(Items from a data source)

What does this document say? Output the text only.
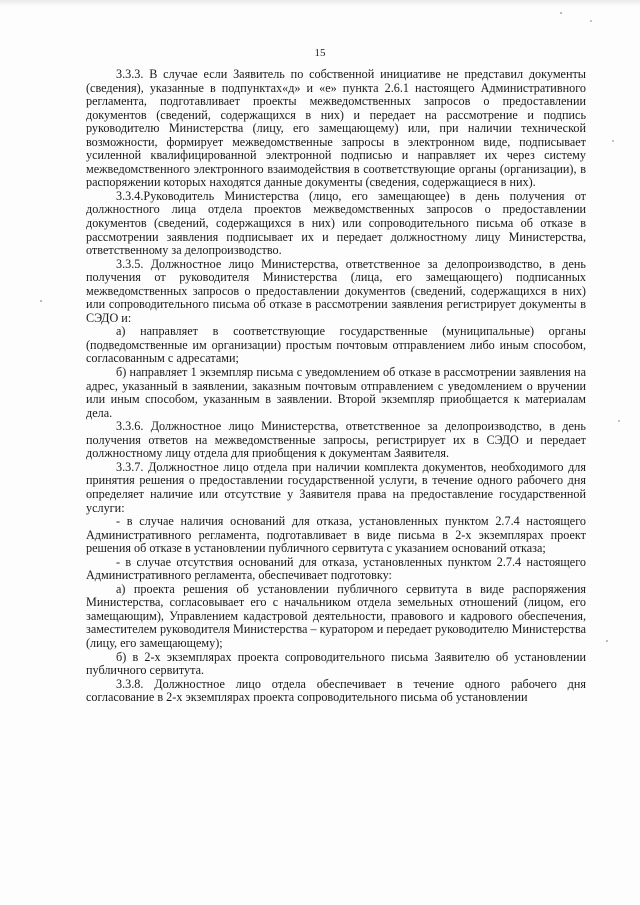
15

3.3.3. В случае если Заявитель по собственной инициативе не представил документы (сведения), указанные в подпунктах«д» и «е» пункта 2.6.1 настоящего Административного регламента, подготавливает проекты межведомственных запросов о предоставлении документов (сведений, содержащихся в них) и передает на рассмотрение и подпись руководителю Министерства (лицу, его замещающему) или, при наличии технической возможности, формирует межведомственные запросы в электронном виде, подписывает усиленной квалифицированной электронной подписью и направляет их через систему межведомственного электронного взаимодействия в соответствующие органы (организации), в распоряжении которых находятся данные документы (сведения, содержащиеся в них).

3.3.4.Руководитель Министерства (лицо, его замещающее) в день получения от должностного лица отдела проектов межведомственных запросов о предоставлении документов (сведений, содержащихся в них) или сопроводительного письма об отказе в рассмотрении заявления подписывает их и передает должностному лицу Министерства, ответственному за делопроизводство.

3.3.5. Должностное лицо Министерства, ответственное за делопроизводство, в день получения от руководителя Министерства (лица, его замещающего) подписанных межведомственных запросов о предоставлении документов (сведений, содержащихся в них) или сопроводительного письма об отказе в рассмотрении заявления регистрирует документы в СЭДО и:

а) направляет в соответствующие государственные (муниципальные) органы (подведомственные им организации) простым почтовым отправлением либо иным способом, согласованным с адресатами;

б) направляет 1 экземпляр письма с уведомлением об отказе в рассмотрении заявления на адрес, указанный в заявлении, заказным почтовым отправлением с уведомлением о вручении или иным способом, указанным в заявлении. Второй экземпляр приобщается к материалам дела.

3.3.6. Должностное лицо Министерства, ответственное за делопроизводство, в день получения ответов на межведомственные запросы, регистрирует их в СЭДО и передает должностному лицу отдела для приобщения к документам Заявителя.

3.3.7. Должностное лицо отдела при наличии комплекта документов, необходимого для принятия решения о предоставлении государственной услуги, в течение одного рабочего дня определяет наличие или отсутствие у Заявителя права на предоставление государственной услуги:

- в случае наличия оснований для отказа, установленных пунктом 2.7.4 настоящего Административного регламента, подготавливает в виде письма в 2-х экземплярах проект решения об отказе в установлении публичного сервитута с указанием оснований отказа;

- в случае отсутствия оснований для отказа, установленных пунктом 2.7.4 настоящего Административного регламента, обеспечивает подготовку:

а) проекта решения об установлении публичного сервитута в виде распоряжения Министерства, согласовывает его с начальником отдела земельных отношений (лицом, его замещающим), Управлением кадастровой деятельности, правового и кадрового обеспечения, заместителем руководителя Министерства – куратором и передает руководителю Министерства (лицу, его замещающему);

б) в 2-х экземплярах проекта сопроводительного письма Заявителю об установлении публичного сервитута.

3.3.8. Должностное лицо отдела обеспечивает в течение одного рабочего дня согласование в 2-х экземплярах проекта сопроводительного письма об установлении
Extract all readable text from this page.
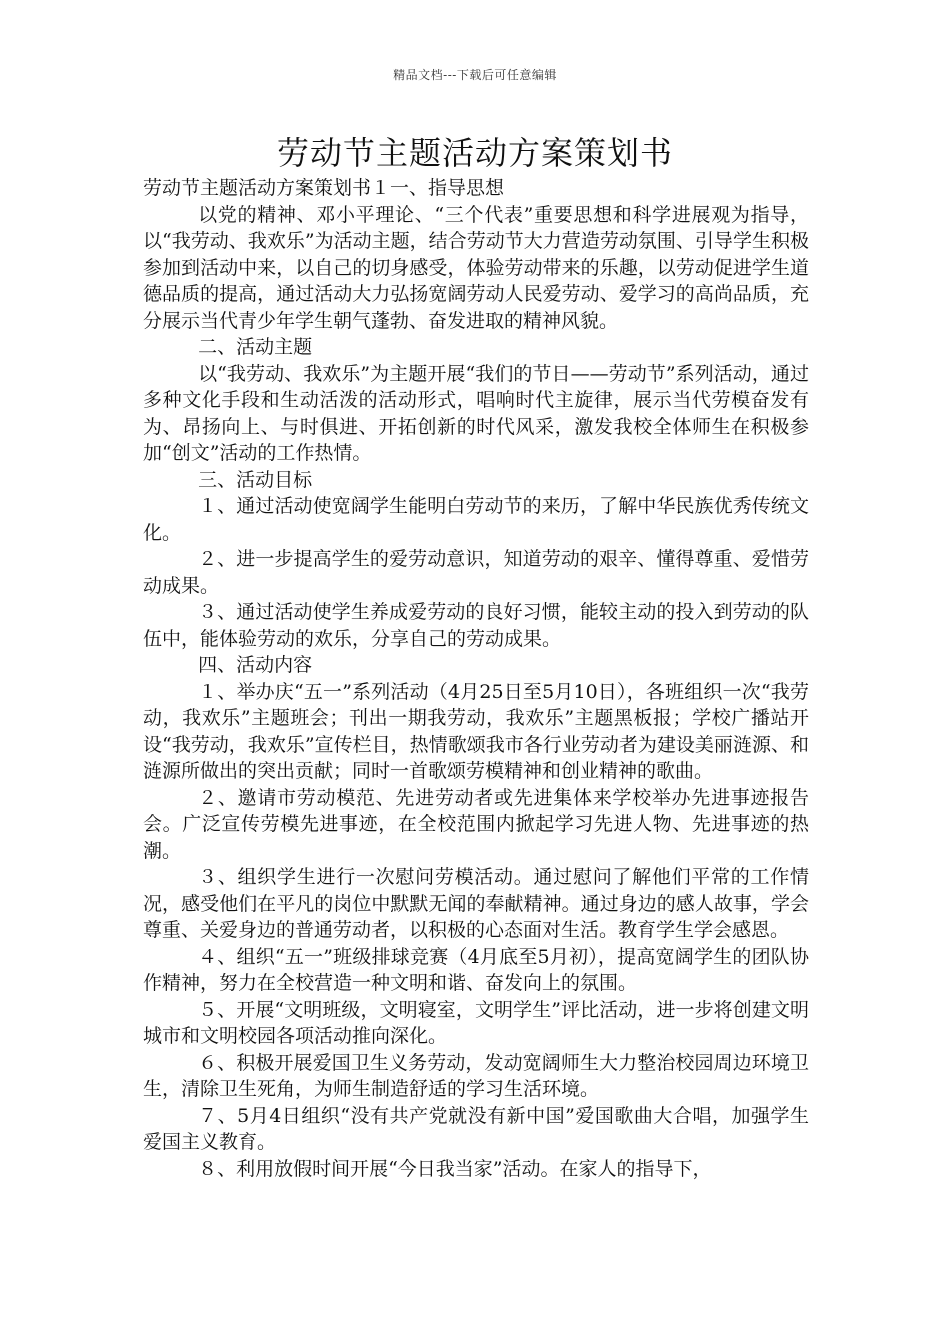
精品文档---下载后可任意编辑
劳动节主题活动方案策划书

劳动节主题活动方案策划书１一、指导思想

以党的精神、邓小平理论、“三个代表”重要思想和科学进展观为指导，以“我劳动、我欢乐”为活动主题，结合劳动节大力营造劳动氛围、引导学生积极参加到活动中来，以自己的切身感受，体验劳动带来的乐趣，以劳动促进学生道德品质的提高，通过活动大力弘扬宽阔劳动人民爱劳动、爱学习的高尚品质，充分展示当代青少年学生朝气蓬勃、奋发进取的精神风貌。

二、活动主题

以“我劳动、我欢乐”为主题开展“我们的节日——劳动节”系列活动，通过多种文化手段和生动活泼的活动形式，唱响时代主旋律，展示当代劳模奋发有为、昂扬向上、与时俱进、开拓创新的时代风采，激发我校全体师生在积极参加“创文”活动的工作热情。

三、活动目标

１、通过活动使宽阔学生能明白劳动节的来历，了解中华民族优秀传统文化。

２、进一步提高学生的爱劳动意识，知道劳动的艰辛、懂得尊重、爱惜劳动成果。

３、通过活动使学生养成爱劳动的良好习惯，能较主动的投入到劳动的队伍中，能体验劳动的欢乐，分享自己的劳动成果。

四、活动内容

１、举办庆“五一”系列活动（4月25日至5月10日），各班组织一次“我劳动，我欢乐”主题班会；刊出一期我劳动，我欢乐”主题黑板报；学校广播站开设“我劳动，我欢乐”宣传栏目，热情歌颂我市各行业劳动者为建设美丽涟源、和涟源所做出的突出贡献；同时一首歌颂劳模精神和创业精神的歌曲。

２、邀请市劳动模范、先进劳动者或先进集体来学校举办先进事迹报告会。广泛宣传劳模先进事迹，在全校范围内掀起学习先进人物、先进事迹的热潮。

３、组织学生进行一次慰问劳模活动。通过慰问了解他们平常的工作情况，感受他们在平凡的岗位中默默无闻的奉献精神。通过身边的感人故事，学会尊重、关爱身边的普通劳动者，以积极的心态面对生活。教育学生学会感恩。

４、组织“五一”班级排球竞赛（4月底至5月初），提高宽阔学生的团队协作精神，努力在全校营造一种文明和谐、奋发向上的氛围。

５、开展“文明班级，文明寝室，文明学生”评比活动，进一步将创建文明城市和文明校园各项活动推向深化。

６、积极开展爱国卫生义务劳动，发动宽阔师生大力整治校园周边环境卫生，清除卫生死角，为师生制造舒适的学习生活环境。

７、5月4日组织“没有共产党就没有新中国”爱国歌曲大合唱，加强学生爱国主义教育。

８、利用放假时间开展“今日我当家”活动。在家人的指导下，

- _AIM OF THE EXERCISE_
Scan the lines for the string "способом". Pick out every line that has it.

- _ANSWER_
а) направляет в соответствующие государственные (муниципальные) органы (подведомственные им организации) простым почтовым отправлением либо иным способом, согласованным с адресатами;
б) направляет 1 экземпляр письма с уведомлением об отказе в рассмотрении заявления на адрес, указанный в заявлении, заказным почтовым отправлением с уведомлением о вручении или иным способом, указанным в заявлении. Второй экземпляр приобщается к материалам дела.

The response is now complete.